→ **EXERCISE REQUIREMENTS**: Output the records exactly. Include every line.

** begin LISTING **

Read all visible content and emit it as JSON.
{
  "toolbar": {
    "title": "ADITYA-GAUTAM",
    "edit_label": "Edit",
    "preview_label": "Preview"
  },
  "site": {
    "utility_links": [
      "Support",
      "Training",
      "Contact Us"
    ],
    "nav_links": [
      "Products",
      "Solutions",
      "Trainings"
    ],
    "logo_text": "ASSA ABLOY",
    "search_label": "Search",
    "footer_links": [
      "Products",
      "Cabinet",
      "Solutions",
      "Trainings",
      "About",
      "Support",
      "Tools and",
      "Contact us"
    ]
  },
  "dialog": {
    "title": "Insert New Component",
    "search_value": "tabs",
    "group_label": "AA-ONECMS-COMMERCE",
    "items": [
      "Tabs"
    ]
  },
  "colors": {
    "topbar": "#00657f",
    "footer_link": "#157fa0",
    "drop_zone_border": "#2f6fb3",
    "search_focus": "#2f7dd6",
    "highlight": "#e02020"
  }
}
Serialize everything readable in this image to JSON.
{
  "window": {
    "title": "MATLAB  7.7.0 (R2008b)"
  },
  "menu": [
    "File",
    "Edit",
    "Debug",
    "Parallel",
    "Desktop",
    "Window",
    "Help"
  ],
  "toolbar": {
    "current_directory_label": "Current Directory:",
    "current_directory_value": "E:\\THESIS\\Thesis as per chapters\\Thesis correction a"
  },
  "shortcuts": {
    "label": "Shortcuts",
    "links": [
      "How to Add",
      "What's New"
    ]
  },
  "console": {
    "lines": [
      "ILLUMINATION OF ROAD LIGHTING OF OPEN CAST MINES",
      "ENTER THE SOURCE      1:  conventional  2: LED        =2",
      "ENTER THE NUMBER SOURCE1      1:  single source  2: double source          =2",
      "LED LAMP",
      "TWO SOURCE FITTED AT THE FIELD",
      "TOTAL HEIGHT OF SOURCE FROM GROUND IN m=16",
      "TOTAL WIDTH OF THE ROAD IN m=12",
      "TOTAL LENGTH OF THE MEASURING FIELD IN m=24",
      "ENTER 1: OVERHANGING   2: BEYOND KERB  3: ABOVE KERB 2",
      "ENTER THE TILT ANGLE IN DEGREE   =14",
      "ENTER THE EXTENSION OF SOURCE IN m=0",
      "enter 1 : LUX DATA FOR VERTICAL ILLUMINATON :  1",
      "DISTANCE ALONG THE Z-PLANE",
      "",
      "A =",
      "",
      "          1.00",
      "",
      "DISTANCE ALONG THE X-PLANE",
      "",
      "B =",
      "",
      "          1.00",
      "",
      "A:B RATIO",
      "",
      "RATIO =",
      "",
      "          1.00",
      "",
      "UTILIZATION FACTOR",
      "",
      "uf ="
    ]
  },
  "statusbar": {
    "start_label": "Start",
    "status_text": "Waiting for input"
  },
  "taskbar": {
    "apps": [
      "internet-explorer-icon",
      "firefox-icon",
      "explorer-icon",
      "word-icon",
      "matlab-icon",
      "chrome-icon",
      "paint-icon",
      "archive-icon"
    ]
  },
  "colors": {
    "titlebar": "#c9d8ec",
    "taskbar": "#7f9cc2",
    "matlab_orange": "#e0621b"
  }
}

** end LISTING **

→ **WRITTEN SOLUTION**:
Read all visible content and emit it as JSON.
{
  "toolbar": {
    "title": "ADITYA-GAUTAM",
    "edit_label": "Edit",
    "preview_label": "Preview"
  },
  "site": {
    "utility_links": [
      "Support",
      "Training",
      "Contact Us"
    ],
    "nav_links": [
      "Products",
      "Solutions",
      "Trainings"
    ],
    "logo_text": "ASSA ABLOY",
    "search_label": "Search",
    "footer_links": [
      "Products",
      "Cabinet",
      "Solutions",
      "Trainings",
      "About",
      "Support",
      "Tools and",
      "Contact us"
    ]
  },
  "dialog": {
    "title": "Insert New Component",
    "search_value": "tabs",
    "group_label": "AA-ONECMS-COMMERCE",
    "items": [
      "Tabs"
    ]
  },
  "colors": {
    "topbar": "#00657f",
    "footer_link": "#157fa0",
    "drop_zone_border": "#2f6fb3",
    "search_focus": "#2f7dd6",
    "highlight": "#e02020"
  }
}
Serialize everything readable in this image to JSON.
{
  "window": {
    "title": "MATLAB  7.7.0 (R2008b)"
  },
  "menu": [
    "File",
    "Edit",
    "Debug",
    "Parallel",
    "Desktop",
    "Window",
    "Help"
  ],
  "toolbar": {
    "current_directory_label": "Current Directory:",
    "current_directory_value": "E:\\THESIS\\Thesis as per chapters\\Thesis correction a"
  },
  "shortcuts": {
    "label": "Shortcuts",
    "links": [
      "How to Add",
      "What's New"
    ]
  },
  "console": {
    "lines": [
      "ILLUMINATION OF ROAD LIGHTING OF OPEN CAST MINES",
      "ENTER THE SOURCE      1:  conventional  2: LED        =2",
      "ENTER THE NUMBER SOURCE1      1:  single source  2: double source          =2",
      "LED LAMP",
      "TWO SOURCE FITTED AT THE FIELD",
      "TOTAL HEIGHT OF SOURCE FROM GROUND IN m=16",
      "TOTAL WIDTH OF THE ROAD IN m=12",
      "TOTAL LENGTH OF THE MEASURING FIELD IN m=24",
      "ENTER 1: OVERHANGING   2: BEYOND KERB  3: ABOVE KERB 2",
      "ENTER THE TILT ANGLE IN DEGREE   =14",
      "ENTER THE EXTENSION OF SOURCE IN m=0",
      "enter 1 : LUX DATA FOR VERTICAL ILLUMINATON :  1",
      "DISTANCE ALONG THE Z-PLANE",
      "",
      "A =",
      "",
      "          1.00",
      "",
      "DISTANCE ALONG THE X-PLANE",
      "",
      "B =",
      "",
      "          1.00",
      "",
      "A:B RATIO",
      "",
      "RATIO =",
      "",
      "          1.00",
      "",
      "UTILIZATION FACTOR",
      "",
      "uf ="
    ]
  },
  "statusbar": {
    "start_label": "Start",
    "status_text": "Waiting for input"
  },
  "taskbar": {
    "apps": [
      "internet-explorer-icon",
      "firefox-icon",
      "explorer-icon",
      "word-icon",
      "matlab-icon",
      "chrome-icon",
      "paint-icon",
      "archive-icon"
    ]
  },
  "colors": {
    "titlebar": "#c9d8ec",
    "taskbar": "#7f9cc2",
    "matlab_orange": "#e0621b"
  }
}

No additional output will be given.